» Records shown:
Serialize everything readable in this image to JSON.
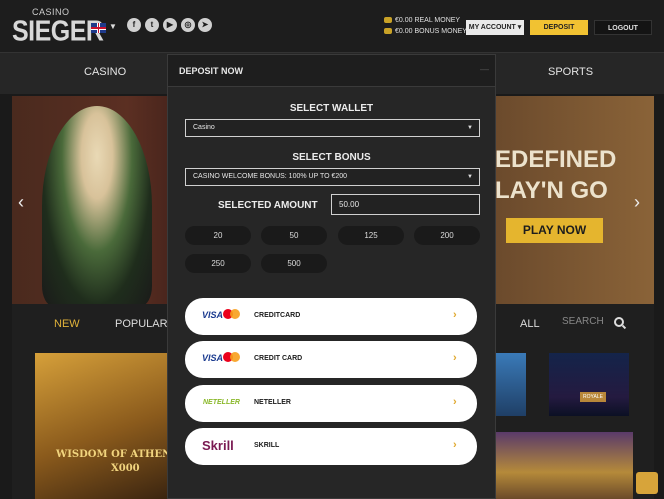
{
  "header": {
    "logo_small": "CASINO",
    "logo_big": "SIEGER",
    "real_money": "€0.00 REAL MONEY",
    "bonus_money": "€0.00 BONUS MONEY",
    "account_label": "MY ACCOUNT ▾",
    "deposit_label": "DEPOSIT",
    "logout_label": "LOGOUT",
    "social": [
      "f",
      "t",
      "▶",
      "◎",
      "➤"
    ]
  },
  "nav": {
    "casino": "CASINO",
    "sports": "SPORTS"
  },
  "hero": {
    "line1": "EDEFINED",
    "line2": "LAY'N GO",
    "play_label": "PLAY NOW"
  },
  "games": {
    "tab_new": "NEW",
    "tab_popular": "POPULAR",
    "tab_all": "ALL",
    "search_placeholder": "SEARCH",
    "tile1_title": "WISDOM OF ATHENA",
    "tile1_sub": "X000",
    "tile3_label": "ROYALE"
  },
  "modal": {
    "title": "DEPOSIT NOW",
    "close": "—",
    "wallet_label": "SELECT WALLET",
    "wallet_value": "Casino",
    "bonus_label": "SELECT BONUS",
    "bonus_value": "CASINO WELCOME BONUS: 100% UP TO €200",
    "amount_label": "SELECTED AMOUNT",
    "amount_value": "50.00",
    "amounts": [
      "20",
      "50",
      "125",
      "200",
      "250",
      "500"
    ],
    "methods": [
      {
        "logo": "VISA",
        "name": "CREDITCARD"
      },
      {
        "logo": "VISA",
        "name": "CREDIT CARD"
      },
      {
        "logo": "NETELLER",
        "name": "NETELLER"
      },
      {
        "logo": "Skrill",
        "name": "SKRILL"
      }
    ],
    "arrow": "›"
  },
  "colors": {
    "accent": "#f1c232",
    "modal_bg": "#262626",
    "page_bg": "#1a1a1a"
  }
}
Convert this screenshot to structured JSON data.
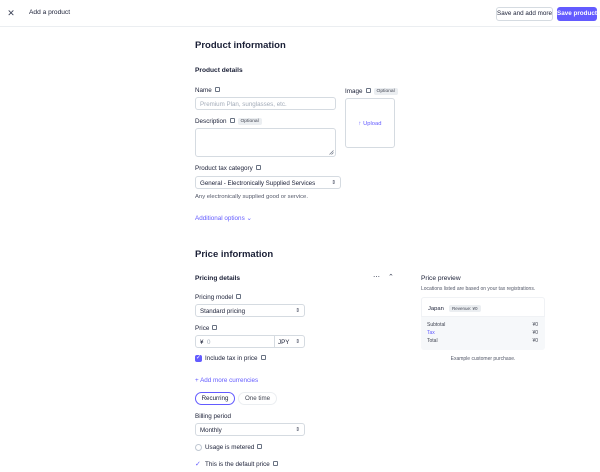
{
  "topbar": {
    "title": "Add a product",
    "save_and_add_more": "Save and add more",
    "save_product": "Save product"
  },
  "product_info": {
    "heading": "Product information",
    "details_heading": "Product details",
    "name_label": "Name",
    "name_placeholder": "Premium Plan, sunglasses, etc.",
    "description_label": "Description",
    "description_badge": "Optional",
    "image_label": "Image",
    "image_badge": "Optional",
    "upload_label": "Upload",
    "tax_category_label": "Product tax category",
    "tax_category_value": "General - Electronically Supplied Services",
    "tax_category_help": "Any electronically supplied good or service.",
    "additional_options": "Additional options"
  },
  "price_info": {
    "heading": "Price information",
    "pricing_details_heading": "Pricing details",
    "pricing_model_label": "Pricing model",
    "pricing_model_value": "Standard pricing",
    "price_label": "Price",
    "currency_symbol": "¥",
    "price_placeholder": "0",
    "currency_code": "JPY",
    "include_tax_label": "Include tax in price",
    "add_currencies": "Add more currencies",
    "recurring": "Recurring",
    "one_time": "One time",
    "billing_period_label": "Billing period",
    "billing_period_value": "Monthly",
    "usage_metered_label": "Usage is metered",
    "default_price_label": "This is the default price"
  },
  "preview": {
    "heading": "Price preview",
    "subheading": "Locations listed are based on your tax registrations.",
    "country": "Japan",
    "revenue_badge": "Revenue: ¥0",
    "subtotal_label": "Subtotal",
    "subtotal_value": "¥0",
    "tax_label": "Tax",
    "tax_value": "¥0",
    "total_label": "Total",
    "total_value": "¥0",
    "footnote": "Example customer purchase."
  },
  "colors": {
    "accent": "#635bff",
    "text": "#1a1f36",
    "border": "#d5dbe1"
  }
}
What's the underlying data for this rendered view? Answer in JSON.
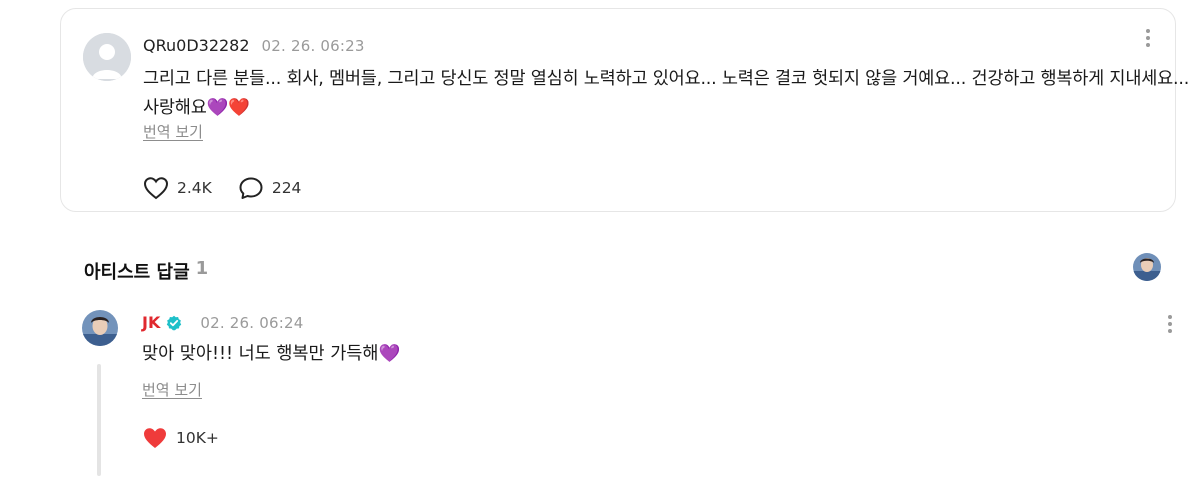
{
  "comment": {
    "username": "QRu0D32282",
    "timestamp": "02. 26. 06:23",
    "body": "그리고 다른 분들... 회사, 멤버들, 그리고 당신도 정말 열심히 노력하고 있어요... 노력은 결코 헛되지 않을 거예요... 건강하고 행복하게 지내세요... 사랑해요💜❤️",
    "translate_label": "번역 보기",
    "likes": "2.4K",
    "replies": "224"
  },
  "artist_replies": {
    "title": "아티스트 답글",
    "count": "1",
    "reply": {
      "name": "JK",
      "timestamp": "02. 26. 06:24",
      "body": "맞아 맞아!!! 너도 행복만 가득해💜",
      "translate_label": "번역 보기",
      "likes": "10K+"
    }
  },
  "colors": {
    "artist_name": "#e0282e",
    "verified_badge": "#1ec0c9",
    "heart_filled": "#ef3b3b",
    "muted_text": "#9a9a9a"
  },
  "icons": {
    "like": "heart-outline-icon",
    "reply": "speech-bubble-icon",
    "more": "more-vertical-icon",
    "verified": "verified-badge-icon",
    "liked": "heart-filled-icon"
  }
}
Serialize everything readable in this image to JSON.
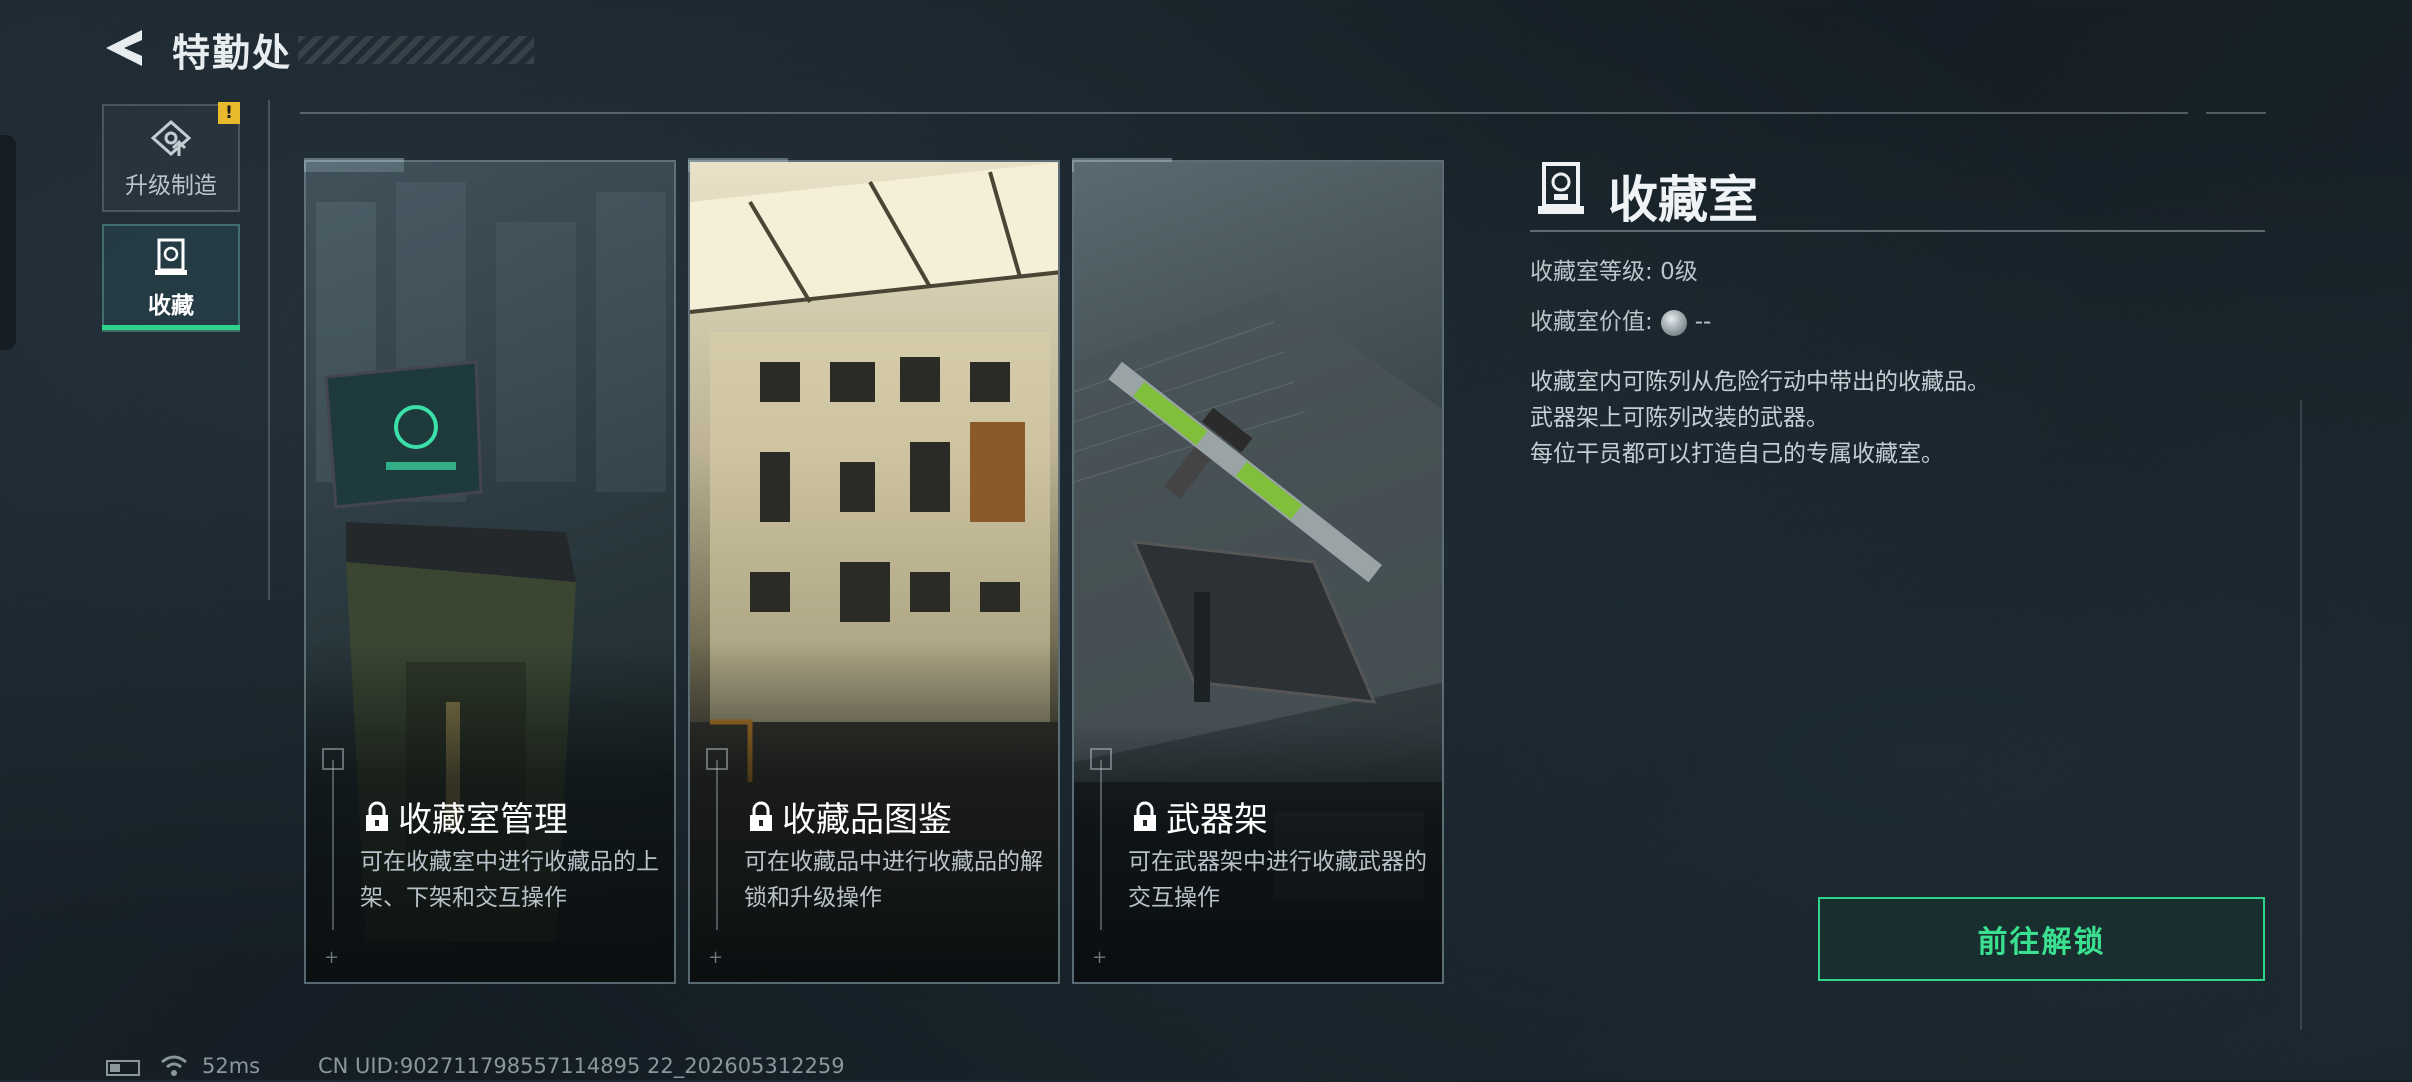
{
  "header": {
    "title": "特勤处"
  },
  "sidebar": {
    "items": [
      {
        "label": "升级制造",
        "badge": "!"
      },
      {
        "label": "收藏"
      }
    ]
  },
  "cards": [
    {
      "title": "收藏室管理",
      "desc": "可在收藏室中进行收藏品的上架、下架和交互操作"
    },
    {
      "title": "收藏品图鉴",
      "desc": "可在收藏品中进行收藏品的解锁和升级操作"
    },
    {
      "title": "武器架",
      "desc": "可在武器架中进行收藏武器的交互操作"
    }
  ],
  "info": {
    "title": "收藏室",
    "level_label": "收藏室等级:",
    "level_value": "0级",
    "worth_label": "收藏室价值:",
    "worth_value": "--",
    "desc_lines": [
      "收藏室内可陈列从危险行动中带出的收藏品。",
      "武器架上可陈列改装的武器。",
      "每位干员都可以打造自己的专属收藏室。"
    ]
  },
  "unlock_button": {
    "label": "前往解锁"
  },
  "footer": {
    "ping": "52ms",
    "uid": "CN UID:902711798557114895 22_202605312259"
  },
  "colors": {
    "accent": "#2fd48a",
    "badge": "#e8b92d",
    "background": "#18222a"
  }
}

» Exercise prompt: Locate all lines in the listing above with the word "accent". Copy them.

» Exercise solution:
    "accent": "#f1c232",
    "accent": "#635bff",
    "accent": "#2fd48a",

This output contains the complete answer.